Data records:
........

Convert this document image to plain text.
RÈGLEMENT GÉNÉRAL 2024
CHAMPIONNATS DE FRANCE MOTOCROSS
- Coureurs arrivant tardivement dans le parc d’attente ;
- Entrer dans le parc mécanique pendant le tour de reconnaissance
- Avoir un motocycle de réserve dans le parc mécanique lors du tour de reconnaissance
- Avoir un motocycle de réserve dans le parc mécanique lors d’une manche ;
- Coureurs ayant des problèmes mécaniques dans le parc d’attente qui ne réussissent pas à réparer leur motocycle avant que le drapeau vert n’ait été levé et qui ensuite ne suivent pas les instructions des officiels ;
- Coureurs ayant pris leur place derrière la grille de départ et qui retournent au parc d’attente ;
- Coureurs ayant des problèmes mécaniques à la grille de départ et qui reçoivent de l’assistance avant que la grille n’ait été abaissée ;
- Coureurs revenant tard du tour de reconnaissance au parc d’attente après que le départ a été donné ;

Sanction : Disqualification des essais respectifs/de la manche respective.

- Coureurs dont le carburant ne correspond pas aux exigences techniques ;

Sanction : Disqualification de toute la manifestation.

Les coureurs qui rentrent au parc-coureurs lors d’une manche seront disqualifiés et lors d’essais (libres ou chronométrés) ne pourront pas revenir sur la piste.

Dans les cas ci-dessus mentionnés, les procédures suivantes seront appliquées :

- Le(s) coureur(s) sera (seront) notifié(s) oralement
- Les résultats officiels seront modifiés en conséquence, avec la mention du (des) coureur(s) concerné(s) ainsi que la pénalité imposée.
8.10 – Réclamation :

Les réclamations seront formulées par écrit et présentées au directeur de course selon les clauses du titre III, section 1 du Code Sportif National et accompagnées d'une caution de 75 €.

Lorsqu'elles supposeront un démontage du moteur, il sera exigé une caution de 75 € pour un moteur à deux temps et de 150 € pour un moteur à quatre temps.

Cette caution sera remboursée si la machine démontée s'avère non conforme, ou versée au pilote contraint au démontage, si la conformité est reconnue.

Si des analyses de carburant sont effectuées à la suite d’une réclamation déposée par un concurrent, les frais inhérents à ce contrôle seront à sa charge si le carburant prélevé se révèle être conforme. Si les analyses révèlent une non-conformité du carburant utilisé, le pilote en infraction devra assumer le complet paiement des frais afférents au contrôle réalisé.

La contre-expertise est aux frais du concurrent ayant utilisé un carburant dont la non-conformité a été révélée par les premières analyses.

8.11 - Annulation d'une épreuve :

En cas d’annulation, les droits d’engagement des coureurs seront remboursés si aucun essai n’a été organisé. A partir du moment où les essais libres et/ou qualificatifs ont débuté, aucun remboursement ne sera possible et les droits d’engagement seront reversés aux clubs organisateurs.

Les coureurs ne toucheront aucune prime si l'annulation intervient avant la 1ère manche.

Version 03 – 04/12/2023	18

........

__YOUR GOAL__
Gather up every line in the data above that contains the word "attente", copying each one.

__ANSWER TO THE PROBLEM__
- Coureurs arrivant tardivement dans le parc d’attente ;
- Coureurs ayant des problèmes mécaniques dans le parc d’attente qui ne réussissent pas à réparer leur motocycle avant que le drapeau vert n’ait été levé et qui ensuite ne suivent pas les instructions des officiels ;
- Coureurs ayant pris leur place derrière la grille de départ et qui retournent au parc d’attente ;
- Coureurs revenant tard du tour de reconnaissance au parc d’attente après que le départ a été donné ;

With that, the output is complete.